▶ [What the task asks]: Give every entry again, unchanged, and leave its images out.

Rows from a figure dataset
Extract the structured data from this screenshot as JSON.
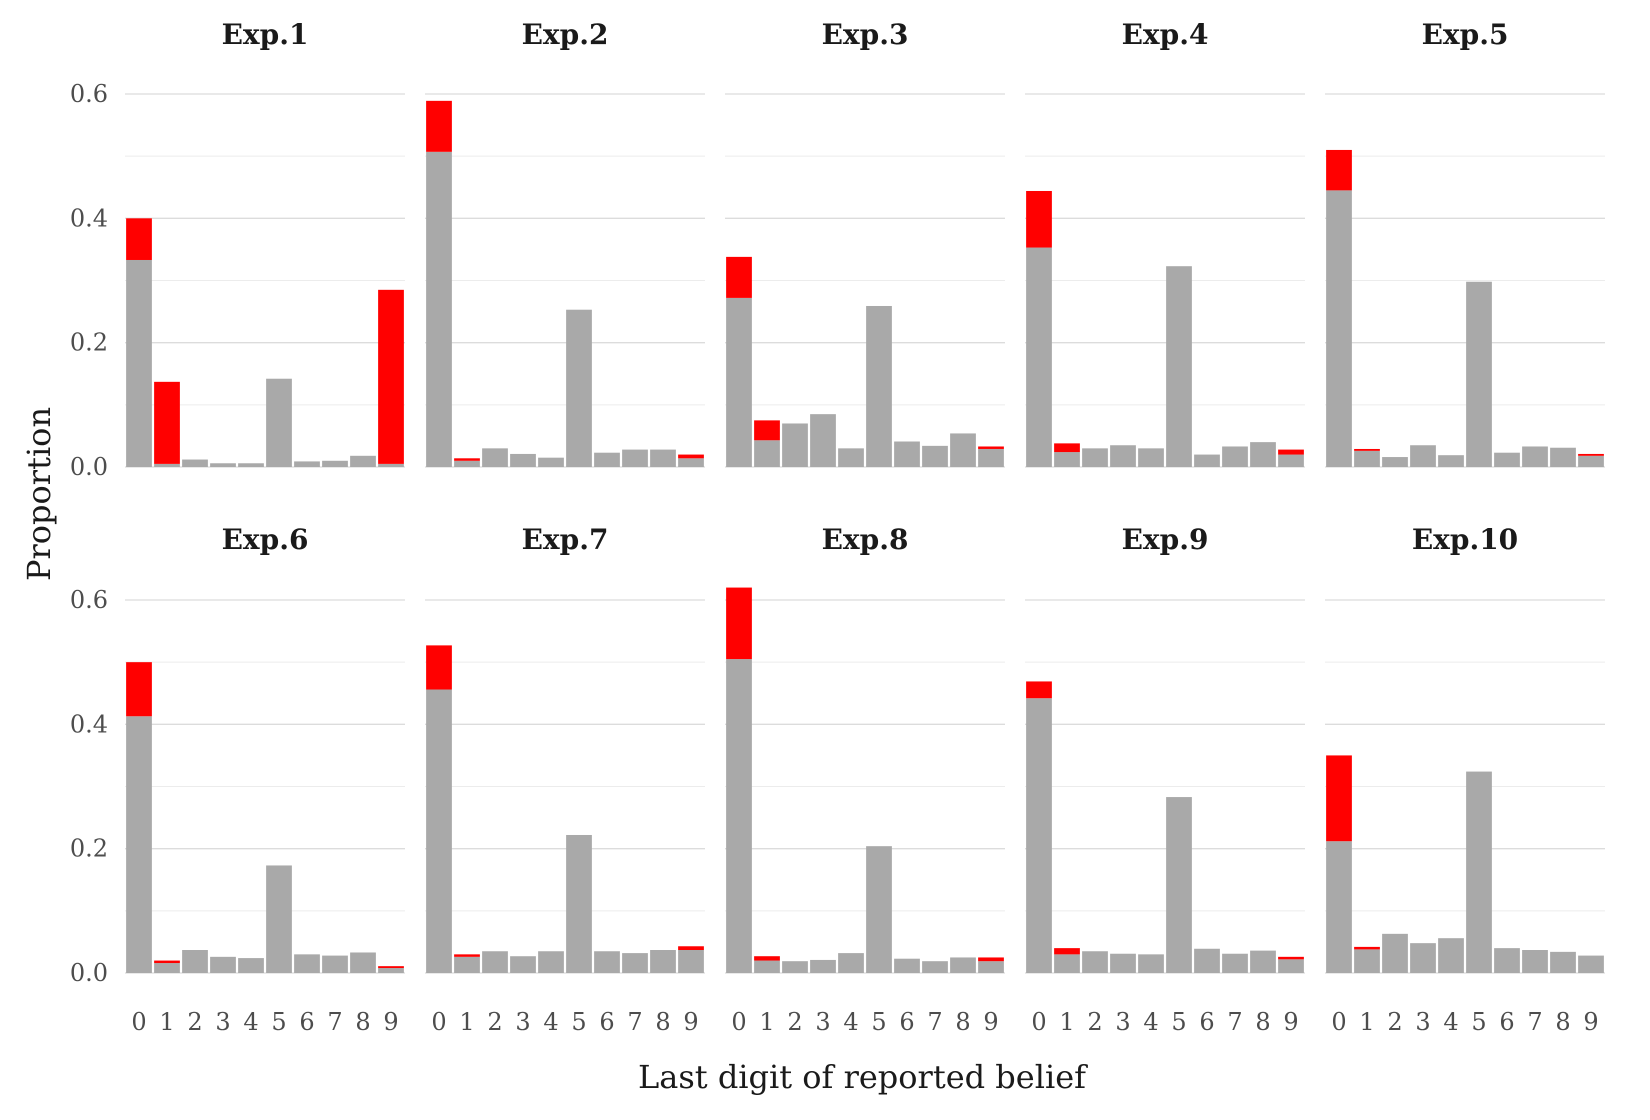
{
  "chart_data": {
    "type": "bar",
    "stacked": true,
    "xlabel": "Last digit of reported belief",
    "ylabel": "Proportion",
    "categories": [
      "0",
      "1",
      "2",
      "3",
      "4",
      "5",
      "6",
      "7",
      "8",
      "9"
    ],
    "ylim": [
      0,
      0.62
    ],
    "yticks": [
      0.0,
      0.2,
      0.4,
      0.6
    ],
    "ytick_labels": [
      "0.0",
      "0.2",
      "0.4",
      "0.6"
    ],
    "series_colors": {
      "base": "#a9a9a9",
      "extra": "#ff0000"
    },
    "panels": [
      {
        "title": "Exp.1",
        "base": [
          0.333,
          0.005,
          0.012,
          0.006,
          0.006,
          0.142,
          0.009,
          0.01,
          0.018,
          0.005
        ],
        "extra": [
          0.067,
          0.132,
          0.0,
          0.0,
          0.0,
          0.0,
          0.0,
          0.0,
          0.0,
          0.28
        ]
      },
      {
        "title": "Exp.2",
        "base": [
          0.507,
          0.01,
          0.03,
          0.021,
          0.015,
          0.253,
          0.023,
          0.028,
          0.028,
          0.014
        ],
        "extra": [
          0.082,
          0.004,
          0.0,
          0.0,
          0.0,
          0.0,
          0.0,
          0.0,
          0.0,
          0.006
        ]
      },
      {
        "title": "Exp.3",
        "base": [
          0.272,
          0.043,
          0.07,
          0.085,
          0.03,
          0.259,
          0.041,
          0.034,
          0.054,
          0.029
        ],
        "extra": [
          0.066,
          0.032,
          0.0,
          0.0,
          0.0,
          0.0,
          0.0,
          0.0,
          0.0,
          0.004
        ]
      },
      {
        "title": "Exp.4",
        "base": [
          0.353,
          0.024,
          0.03,
          0.035,
          0.03,
          0.323,
          0.02,
          0.033,
          0.04,
          0.02
        ],
        "extra": [
          0.091,
          0.014,
          0.0,
          0.0,
          0.0,
          0.0,
          0.0,
          0.0,
          0.0,
          0.008
        ]
      },
      {
        "title": "Exp.5",
        "base": [
          0.445,
          0.026,
          0.016,
          0.035,
          0.019,
          0.298,
          0.023,
          0.033,
          0.031,
          0.018
        ],
        "extra": [
          0.065,
          0.003,
          0.0,
          0.0,
          0.0,
          0.0,
          0.0,
          0.0,
          0.0,
          0.003
        ]
      },
      {
        "title": "Exp.6",
        "base": [
          0.413,
          0.016,
          0.037,
          0.026,
          0.024,
          0.173,
          0.03,
          0.028,
          0.033,
          0.008
        ],
        "extra": [
          0.087,
          0.004,
          0.0,
          0.0,
          0.0,
          0.0,
          0.0,
          0.0,
          0.0,
          0.003
        ]
      },
      {
        "title": "Exp.7",
        "base": [
          0.456,
          0.026,
          0.035,
          0.027,
          0.035,
          0.222,
          0.035,
          0.032,
          0.037,
          0.037
        ],
        "extra": [
          0.071,
          0.004,
          0.0,
          0.0,
          0.0,
          0.0,
          0.0,
          0.0,
          0.0,
          0.006
        ]
      },
      {
        "title": "Exp.8",
        "base": [
          0.505,
          0.02,
          0.019,
          0.021,
          0.032,
          0.204,
          0.023,
          0.019,
          0.025,
          0.019
        ],
        "extra": [
          0.115,
          0.007,
          0.0,
          0.0,
          0.0,
          0.0,
          0.0,
          0.0,
          0.0,
          0.006
        ]
      },
      {
        "title": "Exp.9",
        "base": [
          0.442,
          0.03,
          0.035,
          0.031,
          0.03,
          0.283,
          0.039,
          0.031,
          0.036,
          0.022
        ],
        "extra": [
          0.027,
          0.01,
          0.0,
          0.0,
          0.0,
          0.0,
          0.0,
          0.0,
          0.0,
          0.004
        ]
      },
      {
        "title": "Exp.10",
        "base": [
          0.212,
          0.038,
          0.063,
          0.048,
          0.056,
          0.324,
          0.04,
          0.037,
          0.034,
          0.028
        ],
        "extra": [
          0.138,
          0.004,
          0.0,
          0.0,
          0.0,
          0.0,
          0.0,
          0.0,
          0.0,
          0.0
        ]
      }
    ]
  }
}
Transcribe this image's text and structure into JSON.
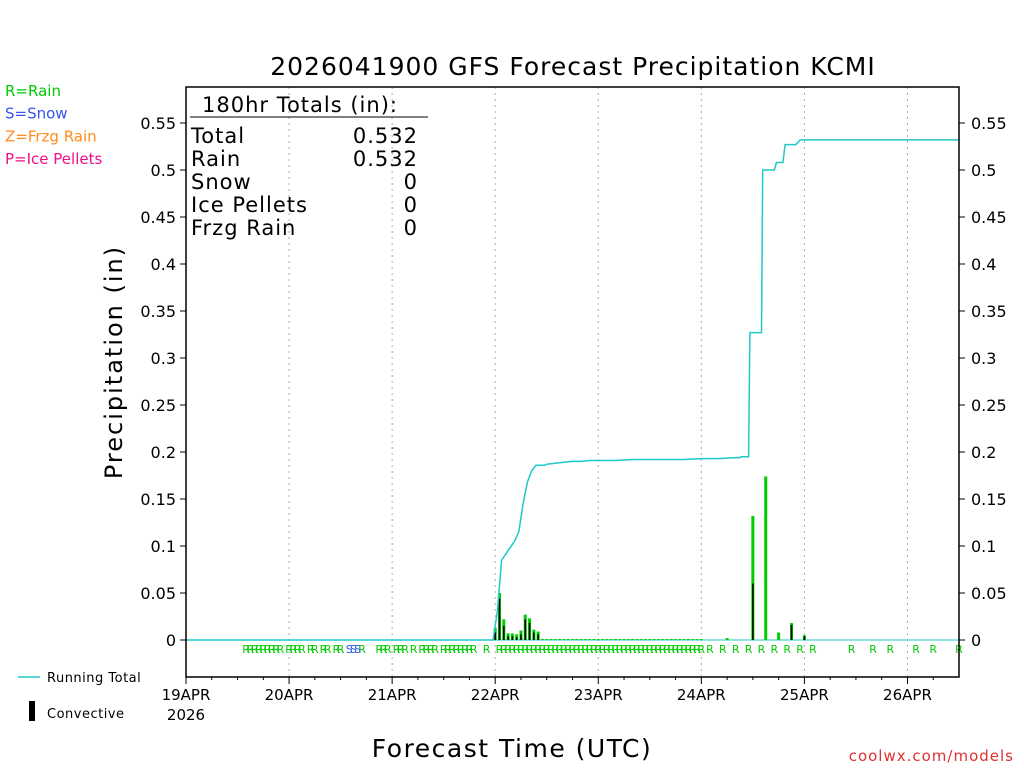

▶ [Exercise solution]:
Extract the structured data from this screenshot as JSON.
{
  "chart_data": {
    "type": "bar",
    "stacked": true,
    "xlabel": "Last digit of reported belief",
    "ylabel": "Proportion",
    "categories": [
      "0",
      "1",
      "2",
      "3",
      "4",
      "5",
      "6",
      "7",
      "8",
      "9"
    ],
    "ylim": [
      0,
      0.62
    ],
    "yticks": [
      0.0,
      0.2,
      0.4,
      0.6
    ],
    "ytick_labels": [
      "0.0",
      "0.2",
      "0.4",
      "0.6"
    ],
    "series_colors": {
      "base": "#a9a9a9",
      "extra": "#ff0000"
    },
    "panels": [
      {
        "title": "Exp.1",
        "base": [
          0.333,
          0.005,
          0.012,
          0.006,
          0.006,
          0.142,
          0.009,
          0.01,
          0.018,
          0.005
        ],
        "extra": [
          0.067,
          0.132,
          0.0,
          0.0,
          0.0,
          0.0,
          0.0,
          0.0,
          0.0,
          0.28
        ]
      },
      {
        "title": "Exp.2",
        "base": [
          0.507,
          0.01,
          0.03,
          0.021,
          0.015,
          0.253,
          0.023,
          0.028,
          0.028,
          0.014
        ],
        "extra": [
          0.082,
          0.004,
          0.0,
          0.0,
          0.0,
          0.0,
          0.0,
          0.0,
          0.0,
          0.006
        ]
      },
      {
        "title": "Exp.3",
        "base": [
          0.272,
          0.043,
          0.07,
          0.085,
          0.03,
          0.259,
          0.041,
          0.034,
          0.054,
          0.029
        ],
        "extra": [
          0.066,
          0.032,
          0.0,
          0.0,
          0.0,
          0.0,
          0.0,
          0.0,
          0.0,
          0.004
        ]
      },
      {
        "title": "Exp.4",
        "base": [
          0.353,
          0.024,
          0.03,
          0.035,
          0.03,
          0.323,
          0.02,
          0.033,
          0.04,
          0.02
        ],
        "extra": [
          0.091,
          0.014,
          0.0,
          0.0,
          0.0,
          0.0,
          0.0,
          0.0,
          0.0,
          0.008
        ]
      },
      {
        "title": "Exp.5",
        "base": [
          0.445,
          0.026,
          0.016,
          0.035,
          0.019,
          0.298,
          0.023,
          0.033,
          0.031,
          0.018
        ],
        "extra": [
          0.065,
          0.003,
          0.0,
          0.0,
          0.0,
          0.0,
          0.0,
          0.0,
          0.0,
          0.003
        ]
      },
      {
        "title": "Exp.6",
        "base": [
          0.413,
          0.016,
          0.037,
          0.026,
          0.024,
          0.173,
          0.03,
          0.028,
          0.033,
          0.008
        ],
        "extra": [
          0.087,
          0.004,
          0.0,
          0.0,
          0.0,
          0.0,
          0.0,
          0.0,
          0.0,
          0.003
        ]
      },
      {
        "title": "Exp.7",
        "base": [
          0.456,
          0.026,
          0.035,
          0.027,
          0.035,
          0.222,
          0.035,
          0.032,
          0.037,
          0.037
        ],
        "extra": [
          0.071,
          0.004,
          0.0,
          0.0,
          0.0,
          0.0,
          0.0,
          0.0,
          0.0,
          0.006
        ]
      },
      {
        "title": "Exp.8",
        "base": [
          0.505,
          0.02,
          0.019,
          0.021,
          0.032,
          0.204,
          0.023,
          0.019,
          0.025,
          0.019
        ],
        "extra": [
          0.115,
          0.007,
          0.0,
          0.0,
          0.0,
          0.0,
          0.0,
          0.0,
          0.0,
          0.006
        ]
      },
      {
        "title": "Exp.9",
        "base": [
          0.442,
          0.03,
          0.035,
          0.031,
          0.03,
          0.283,
          0.039,
          0.031,
          0.036,
          0.022
        ],
        "extra": [
          0.027,
          0.01,
          0.0,
          0.0,
          0.0,
          0.0,
          0.0,
          0.0,
          0.0,
          0.004
        ]
      },
      {
        "title": "Exp.10",
        "base": [
          0.212,
          0.038,
          0.063,
          0.048,
          0.056,
          0.324,
          0.04,
          0.037,
          0.034,
          0.028
        ],
        "extra": [
          0.138,
          0.004,
          0.0,
          0.0,
          0.0,
          0.0,
          0.0,
          0.0,
          0.0,
          0.0
        ]
      }
    ]
  }
}
Transcribe this image's text and structure into JSON.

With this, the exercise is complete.